Copy out each line below that has the word "grasveld" in it.

Data records
^^^^

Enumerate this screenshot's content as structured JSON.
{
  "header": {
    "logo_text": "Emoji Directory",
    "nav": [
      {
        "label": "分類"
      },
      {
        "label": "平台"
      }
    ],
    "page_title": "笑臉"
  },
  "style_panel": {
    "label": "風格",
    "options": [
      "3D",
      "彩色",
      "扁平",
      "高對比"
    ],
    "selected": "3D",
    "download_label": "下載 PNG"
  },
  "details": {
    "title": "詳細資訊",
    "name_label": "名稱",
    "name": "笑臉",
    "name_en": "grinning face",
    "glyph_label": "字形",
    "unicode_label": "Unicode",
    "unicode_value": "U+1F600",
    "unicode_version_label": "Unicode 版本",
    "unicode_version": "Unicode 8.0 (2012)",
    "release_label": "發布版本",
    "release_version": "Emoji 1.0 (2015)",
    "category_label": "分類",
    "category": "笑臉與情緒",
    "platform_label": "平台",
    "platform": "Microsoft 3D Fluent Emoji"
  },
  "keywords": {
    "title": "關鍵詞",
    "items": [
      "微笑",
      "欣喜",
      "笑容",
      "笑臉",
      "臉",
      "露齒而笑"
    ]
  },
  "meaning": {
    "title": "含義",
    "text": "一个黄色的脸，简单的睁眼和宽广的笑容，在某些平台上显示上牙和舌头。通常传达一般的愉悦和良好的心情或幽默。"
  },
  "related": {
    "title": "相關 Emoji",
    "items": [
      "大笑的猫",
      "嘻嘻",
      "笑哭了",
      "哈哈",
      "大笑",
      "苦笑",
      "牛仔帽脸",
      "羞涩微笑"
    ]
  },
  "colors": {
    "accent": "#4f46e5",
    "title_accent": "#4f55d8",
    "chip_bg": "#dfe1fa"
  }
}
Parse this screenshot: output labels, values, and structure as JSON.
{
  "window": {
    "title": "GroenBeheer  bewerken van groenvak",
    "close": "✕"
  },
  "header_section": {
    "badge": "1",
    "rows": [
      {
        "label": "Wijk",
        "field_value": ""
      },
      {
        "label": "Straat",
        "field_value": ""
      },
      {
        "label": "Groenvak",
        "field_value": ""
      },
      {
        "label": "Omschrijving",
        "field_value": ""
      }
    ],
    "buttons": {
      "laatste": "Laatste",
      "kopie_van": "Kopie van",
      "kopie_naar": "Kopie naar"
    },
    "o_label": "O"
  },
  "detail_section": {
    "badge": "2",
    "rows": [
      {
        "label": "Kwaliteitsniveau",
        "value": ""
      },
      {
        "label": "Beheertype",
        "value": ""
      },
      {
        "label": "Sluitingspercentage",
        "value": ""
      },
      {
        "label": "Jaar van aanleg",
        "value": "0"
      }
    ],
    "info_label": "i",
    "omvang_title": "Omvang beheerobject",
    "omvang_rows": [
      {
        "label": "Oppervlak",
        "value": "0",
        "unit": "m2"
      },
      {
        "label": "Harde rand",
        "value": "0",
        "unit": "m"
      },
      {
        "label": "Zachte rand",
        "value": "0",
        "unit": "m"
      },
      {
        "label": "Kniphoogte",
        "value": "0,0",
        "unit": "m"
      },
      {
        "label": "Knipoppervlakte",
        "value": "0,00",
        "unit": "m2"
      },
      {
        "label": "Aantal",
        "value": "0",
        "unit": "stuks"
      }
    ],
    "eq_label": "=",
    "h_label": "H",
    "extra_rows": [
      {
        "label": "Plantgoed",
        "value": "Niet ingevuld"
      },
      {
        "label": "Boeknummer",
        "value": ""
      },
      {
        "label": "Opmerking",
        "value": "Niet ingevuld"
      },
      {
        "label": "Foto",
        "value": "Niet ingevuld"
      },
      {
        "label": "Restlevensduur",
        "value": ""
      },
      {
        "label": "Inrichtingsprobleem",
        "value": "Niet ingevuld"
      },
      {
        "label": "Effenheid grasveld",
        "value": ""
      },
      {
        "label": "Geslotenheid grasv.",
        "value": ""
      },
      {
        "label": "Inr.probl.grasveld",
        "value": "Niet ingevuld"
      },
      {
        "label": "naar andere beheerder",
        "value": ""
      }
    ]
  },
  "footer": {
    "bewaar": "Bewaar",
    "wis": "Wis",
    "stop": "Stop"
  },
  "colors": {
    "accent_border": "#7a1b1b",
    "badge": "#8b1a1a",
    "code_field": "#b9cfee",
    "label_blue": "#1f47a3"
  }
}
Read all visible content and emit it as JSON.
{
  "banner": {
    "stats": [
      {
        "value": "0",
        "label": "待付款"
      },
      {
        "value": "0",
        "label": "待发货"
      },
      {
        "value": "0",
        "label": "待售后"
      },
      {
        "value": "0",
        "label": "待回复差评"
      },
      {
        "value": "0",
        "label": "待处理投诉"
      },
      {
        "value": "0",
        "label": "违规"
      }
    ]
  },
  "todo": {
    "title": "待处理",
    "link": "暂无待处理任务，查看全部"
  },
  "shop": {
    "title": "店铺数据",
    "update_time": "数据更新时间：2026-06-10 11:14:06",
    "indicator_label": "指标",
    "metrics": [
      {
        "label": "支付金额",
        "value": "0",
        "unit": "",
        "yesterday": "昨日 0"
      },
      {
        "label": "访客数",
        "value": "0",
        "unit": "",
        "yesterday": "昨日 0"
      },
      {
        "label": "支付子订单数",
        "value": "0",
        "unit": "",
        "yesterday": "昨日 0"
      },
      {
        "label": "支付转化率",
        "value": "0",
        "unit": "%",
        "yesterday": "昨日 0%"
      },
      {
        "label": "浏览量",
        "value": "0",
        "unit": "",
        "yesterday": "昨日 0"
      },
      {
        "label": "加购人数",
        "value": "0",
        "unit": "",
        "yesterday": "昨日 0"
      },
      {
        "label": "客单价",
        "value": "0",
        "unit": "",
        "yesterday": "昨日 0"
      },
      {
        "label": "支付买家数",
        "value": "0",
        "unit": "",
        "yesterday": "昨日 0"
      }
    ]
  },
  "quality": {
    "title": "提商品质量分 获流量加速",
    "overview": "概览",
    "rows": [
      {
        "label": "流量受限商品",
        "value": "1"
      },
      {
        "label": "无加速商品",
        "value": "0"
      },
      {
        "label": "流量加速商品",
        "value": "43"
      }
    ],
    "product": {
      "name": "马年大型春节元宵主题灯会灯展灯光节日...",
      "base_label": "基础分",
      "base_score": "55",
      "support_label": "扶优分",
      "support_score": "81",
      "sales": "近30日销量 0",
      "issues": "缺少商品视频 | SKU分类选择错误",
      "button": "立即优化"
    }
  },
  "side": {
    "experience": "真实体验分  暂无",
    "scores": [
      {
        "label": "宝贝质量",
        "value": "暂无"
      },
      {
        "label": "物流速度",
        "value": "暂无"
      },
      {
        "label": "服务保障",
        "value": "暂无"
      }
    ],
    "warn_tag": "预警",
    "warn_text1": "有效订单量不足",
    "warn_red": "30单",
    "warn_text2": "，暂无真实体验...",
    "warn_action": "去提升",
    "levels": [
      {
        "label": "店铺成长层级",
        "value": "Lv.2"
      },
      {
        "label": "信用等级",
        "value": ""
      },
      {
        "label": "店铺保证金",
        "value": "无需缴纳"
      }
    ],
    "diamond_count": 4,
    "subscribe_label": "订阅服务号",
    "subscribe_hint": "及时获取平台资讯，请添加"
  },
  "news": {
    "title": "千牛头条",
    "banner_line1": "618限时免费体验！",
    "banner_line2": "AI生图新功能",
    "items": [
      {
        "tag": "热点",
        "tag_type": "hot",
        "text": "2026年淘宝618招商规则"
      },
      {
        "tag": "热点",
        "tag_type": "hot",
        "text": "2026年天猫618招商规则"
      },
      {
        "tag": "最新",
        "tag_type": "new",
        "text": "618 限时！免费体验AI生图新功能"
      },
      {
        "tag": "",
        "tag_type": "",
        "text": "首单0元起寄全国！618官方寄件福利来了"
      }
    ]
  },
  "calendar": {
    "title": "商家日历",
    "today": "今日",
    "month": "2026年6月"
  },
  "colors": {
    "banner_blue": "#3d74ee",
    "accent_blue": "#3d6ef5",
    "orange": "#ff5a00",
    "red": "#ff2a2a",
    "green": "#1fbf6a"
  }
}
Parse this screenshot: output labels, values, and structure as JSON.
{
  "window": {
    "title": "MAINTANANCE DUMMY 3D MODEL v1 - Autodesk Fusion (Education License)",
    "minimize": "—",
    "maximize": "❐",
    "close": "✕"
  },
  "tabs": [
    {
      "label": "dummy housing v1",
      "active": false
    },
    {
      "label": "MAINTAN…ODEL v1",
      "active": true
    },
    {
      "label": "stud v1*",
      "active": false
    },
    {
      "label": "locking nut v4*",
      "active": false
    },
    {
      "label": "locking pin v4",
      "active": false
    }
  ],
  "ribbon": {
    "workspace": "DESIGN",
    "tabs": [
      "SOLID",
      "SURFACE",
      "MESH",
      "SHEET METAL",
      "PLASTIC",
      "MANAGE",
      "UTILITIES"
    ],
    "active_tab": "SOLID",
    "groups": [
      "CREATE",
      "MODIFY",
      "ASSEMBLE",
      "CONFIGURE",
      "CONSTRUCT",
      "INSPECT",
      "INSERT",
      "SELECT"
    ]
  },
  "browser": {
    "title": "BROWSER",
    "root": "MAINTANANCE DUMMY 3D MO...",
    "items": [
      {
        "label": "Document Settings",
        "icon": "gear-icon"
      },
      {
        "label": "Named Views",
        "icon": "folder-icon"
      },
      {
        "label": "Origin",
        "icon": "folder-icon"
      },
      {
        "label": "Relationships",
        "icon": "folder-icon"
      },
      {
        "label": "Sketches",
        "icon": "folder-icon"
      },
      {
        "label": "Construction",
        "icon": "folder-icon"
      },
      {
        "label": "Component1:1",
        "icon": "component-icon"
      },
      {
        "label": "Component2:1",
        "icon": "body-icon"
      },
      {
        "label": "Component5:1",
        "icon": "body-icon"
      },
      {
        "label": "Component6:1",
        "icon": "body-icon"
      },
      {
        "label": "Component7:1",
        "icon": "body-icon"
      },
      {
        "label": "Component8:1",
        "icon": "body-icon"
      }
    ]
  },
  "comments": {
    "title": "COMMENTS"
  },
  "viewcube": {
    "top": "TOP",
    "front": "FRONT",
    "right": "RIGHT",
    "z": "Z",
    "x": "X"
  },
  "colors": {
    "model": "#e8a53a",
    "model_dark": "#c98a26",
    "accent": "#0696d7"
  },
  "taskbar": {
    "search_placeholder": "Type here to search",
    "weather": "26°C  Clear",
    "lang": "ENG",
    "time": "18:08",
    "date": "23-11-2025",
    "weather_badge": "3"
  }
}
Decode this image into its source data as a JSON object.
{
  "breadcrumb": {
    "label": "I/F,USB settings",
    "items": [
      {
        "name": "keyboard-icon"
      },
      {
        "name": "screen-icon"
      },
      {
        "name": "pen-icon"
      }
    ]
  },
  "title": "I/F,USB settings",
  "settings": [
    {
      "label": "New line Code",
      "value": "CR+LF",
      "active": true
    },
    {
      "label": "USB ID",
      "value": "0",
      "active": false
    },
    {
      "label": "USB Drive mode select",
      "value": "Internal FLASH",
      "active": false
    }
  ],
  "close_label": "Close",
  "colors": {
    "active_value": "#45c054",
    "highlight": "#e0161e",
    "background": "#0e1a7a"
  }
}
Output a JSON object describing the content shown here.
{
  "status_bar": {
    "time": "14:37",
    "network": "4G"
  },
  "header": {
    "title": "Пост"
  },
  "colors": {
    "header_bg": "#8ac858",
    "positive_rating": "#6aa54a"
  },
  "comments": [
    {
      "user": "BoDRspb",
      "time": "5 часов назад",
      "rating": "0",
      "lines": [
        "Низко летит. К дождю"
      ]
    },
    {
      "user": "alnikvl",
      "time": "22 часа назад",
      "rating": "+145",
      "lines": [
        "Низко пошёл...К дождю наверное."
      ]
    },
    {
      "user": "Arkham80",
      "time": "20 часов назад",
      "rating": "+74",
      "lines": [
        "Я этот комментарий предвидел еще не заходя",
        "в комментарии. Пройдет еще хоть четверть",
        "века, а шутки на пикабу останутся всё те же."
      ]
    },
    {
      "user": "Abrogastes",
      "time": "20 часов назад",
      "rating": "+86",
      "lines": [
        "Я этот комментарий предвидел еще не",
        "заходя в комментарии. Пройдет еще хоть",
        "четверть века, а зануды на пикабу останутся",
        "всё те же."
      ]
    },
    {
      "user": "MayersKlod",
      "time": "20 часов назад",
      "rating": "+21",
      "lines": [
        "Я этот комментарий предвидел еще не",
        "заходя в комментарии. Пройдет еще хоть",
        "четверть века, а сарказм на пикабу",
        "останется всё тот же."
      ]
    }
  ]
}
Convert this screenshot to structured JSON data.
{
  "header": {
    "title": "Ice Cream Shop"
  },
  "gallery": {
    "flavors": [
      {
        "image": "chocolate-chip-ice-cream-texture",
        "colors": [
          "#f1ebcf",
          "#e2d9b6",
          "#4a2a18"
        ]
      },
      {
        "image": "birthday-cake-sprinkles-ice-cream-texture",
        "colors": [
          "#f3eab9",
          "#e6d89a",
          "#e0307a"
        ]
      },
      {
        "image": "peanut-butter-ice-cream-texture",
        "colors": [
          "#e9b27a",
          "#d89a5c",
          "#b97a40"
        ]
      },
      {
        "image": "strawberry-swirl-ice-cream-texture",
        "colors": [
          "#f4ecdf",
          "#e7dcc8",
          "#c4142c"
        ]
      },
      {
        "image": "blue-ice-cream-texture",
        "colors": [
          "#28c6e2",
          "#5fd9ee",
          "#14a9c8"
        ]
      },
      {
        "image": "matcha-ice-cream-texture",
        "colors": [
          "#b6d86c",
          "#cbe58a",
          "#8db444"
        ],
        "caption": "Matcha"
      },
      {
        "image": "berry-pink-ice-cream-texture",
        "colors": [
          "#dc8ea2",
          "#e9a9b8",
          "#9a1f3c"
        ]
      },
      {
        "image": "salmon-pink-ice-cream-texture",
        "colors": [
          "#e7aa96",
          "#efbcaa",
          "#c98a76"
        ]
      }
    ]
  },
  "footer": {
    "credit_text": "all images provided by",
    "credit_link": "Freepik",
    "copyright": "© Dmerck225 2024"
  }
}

^^^^

- Complete output
        "label": "Effenheid grasveld",
        "label": "Inr.probl.grasveld",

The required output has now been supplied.